## [STATED GOAL]
Output all of the data below exactly as given.

* begin PROVIDED RECORDS *

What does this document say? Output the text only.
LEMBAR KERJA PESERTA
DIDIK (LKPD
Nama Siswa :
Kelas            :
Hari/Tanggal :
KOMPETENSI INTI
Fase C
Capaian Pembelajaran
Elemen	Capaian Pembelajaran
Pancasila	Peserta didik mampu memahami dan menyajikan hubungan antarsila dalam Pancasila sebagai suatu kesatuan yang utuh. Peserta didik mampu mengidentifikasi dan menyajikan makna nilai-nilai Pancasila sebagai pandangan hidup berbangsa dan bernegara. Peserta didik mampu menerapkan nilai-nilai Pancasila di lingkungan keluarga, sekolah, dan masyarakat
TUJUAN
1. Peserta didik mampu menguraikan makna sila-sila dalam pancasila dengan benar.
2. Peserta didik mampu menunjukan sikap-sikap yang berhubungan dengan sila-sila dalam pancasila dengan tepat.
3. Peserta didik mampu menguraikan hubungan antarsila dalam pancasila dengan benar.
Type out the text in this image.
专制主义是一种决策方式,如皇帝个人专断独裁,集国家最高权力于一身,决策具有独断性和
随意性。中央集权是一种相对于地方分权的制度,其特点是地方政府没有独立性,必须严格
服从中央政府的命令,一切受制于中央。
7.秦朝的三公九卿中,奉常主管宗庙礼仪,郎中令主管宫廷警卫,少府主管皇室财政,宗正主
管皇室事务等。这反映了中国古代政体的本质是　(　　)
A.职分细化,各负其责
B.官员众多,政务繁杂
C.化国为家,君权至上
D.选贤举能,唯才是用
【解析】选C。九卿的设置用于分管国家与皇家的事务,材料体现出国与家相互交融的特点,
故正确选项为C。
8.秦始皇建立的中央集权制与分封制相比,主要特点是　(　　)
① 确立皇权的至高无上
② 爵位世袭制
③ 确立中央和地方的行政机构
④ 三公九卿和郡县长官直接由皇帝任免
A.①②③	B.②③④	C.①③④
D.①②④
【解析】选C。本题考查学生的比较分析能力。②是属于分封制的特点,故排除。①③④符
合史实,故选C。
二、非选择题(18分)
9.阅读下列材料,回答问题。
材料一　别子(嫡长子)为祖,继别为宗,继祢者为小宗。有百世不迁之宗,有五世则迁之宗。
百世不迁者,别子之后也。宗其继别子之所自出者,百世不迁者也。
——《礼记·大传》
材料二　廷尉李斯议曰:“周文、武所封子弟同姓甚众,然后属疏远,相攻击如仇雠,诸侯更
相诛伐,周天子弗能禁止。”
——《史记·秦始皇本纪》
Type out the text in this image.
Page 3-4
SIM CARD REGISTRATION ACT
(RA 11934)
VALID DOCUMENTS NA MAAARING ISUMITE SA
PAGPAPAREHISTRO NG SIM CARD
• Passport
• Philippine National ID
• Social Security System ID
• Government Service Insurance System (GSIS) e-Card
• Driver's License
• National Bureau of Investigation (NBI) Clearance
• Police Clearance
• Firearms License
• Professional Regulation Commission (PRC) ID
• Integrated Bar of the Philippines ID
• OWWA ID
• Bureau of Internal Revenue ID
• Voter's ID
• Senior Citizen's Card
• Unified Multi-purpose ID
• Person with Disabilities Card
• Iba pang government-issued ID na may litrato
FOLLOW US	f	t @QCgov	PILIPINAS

* end PROVIDED RECORDS *

## [RESULT BELOW]
What does this document say? Output the text only.
LEMBAR KERJA PESERTA
DIDIK (LKPD
Nama Siswa :
Kelas            :
Hari/Tanggal :
KOMPETENSI INTI
Fase C
Capaian Pembelajaran
Elemen	Capaian Pembelajaran
Pancasila	Peserta didik mampu memahami dan menyajikan hubungan antarsila dalam Pancasila sebagai suatu kesatuan yang utuh. Peserta didik mampu mengidentifikasi dan menyajikan makna nilai-nilai Pancasila sebagai pandangan hidup berbangsa dan bernegara. Peserta didik mampu menerapkan nilai-nilai Pancasila di lingkungan keluarga, sekolah, dan masyarakat
TUJUAN
1. Peserta didik mampu menguraikan makna sila-sila dalam pancasila dengan benar.
2. Peserta didik mampu menunjukan sikap-sikap yang berhubungan dengan sila-sila dalam pancasila dengan tepat.
3. Peserta didik mampu menguraikan hubungan antarsila dalam pancasila dengan benar.
Type out the text in this image.
专制主义是一种决策方式,如皇帝个人专断独裁,集国家最高权力于一身,决策具有独断性和
随意性。中央集权是一种相对于地方分权的制度,其特点是地方政府没有独立性,必须严格
服从中央政府的命令,一切受制于中央。
7.秦朝的三公九卿中,奉常主管宗庙礼仪,郎中令主管宫廷警卫,少府主管皇室财政,宗正主
管皇室事务等。这反映了中国古代政体的本质是　(　　)
A.职分细化,各负其责
B.官员众多,政务繁杂
C.化国为家,君权至上
D.选贤举能,唯才是用
【解析】选C。九卿的设置用于分管国家与皇家的事务,材料体现出国与家相互交融的特点,
故正确选项为C。
8.秦始皇建立的中央集权制与分封制相比,主要特点是　(　　)
① 确立皇权的至高无上
② 爵位世袭制
③ 确立中央和地方的行政机构
④ 三公九卿和郡县长官直接由皇帝任免
A.①②③	B.②③④	C.①③④
D.①②④
【解析】选C。本题考查学生的比较分析能力。②是属于分封制的特点,故排除。①③④符
合史实,故选C。
二、非选择题(18分)
9.阅读下列材料,回答问题。
材料一　别子(嫡长子)为祖,继别为宗,继祢者为小宗。有百世不迁之宗,有五世则迁之宗。
百世不迁者,别子之后也。宗其继别子之所自出者,百世不迁者也。
——《礼记·大传》
材料二　廷尉李斯议曰:“周文、武所封子弟同姓甚众,然后属疏远,相攻击如仇雠,诸侯更
相诛伐,周天子弗能禁止。”
——《史记·秦始皇本纪》
Type out the text in this image.
Page 3-4
SIM CARD REGISTRATION ACT
(RA 11934)
VALID DOCUMENTS NA MAAARING ISUMITE SA
PAGPAPAREHISTRO NG SIM CARD
• Passport
• Philippine National ID
• Social Security System ID
• Government Service Insurance System (GSIS) e-Card
• Driver's License
• National Bureau of Investigation (NBI) Clearance
• Police Clearance
• Firearms License
• Professional Regulation Commission (PRC) ID
• Integrated Bar of the Philippines ID
• OWWA ID
• Bureau of Internal Revenue ID
• Voter's ID
• Senior Citizen's Card
• Unified Multi-purpose ID
• Person with Disabilities Card
• Iba pang government-issued ID na may litrato
FOLLOW US	f	t @QCgov	PILIPINAS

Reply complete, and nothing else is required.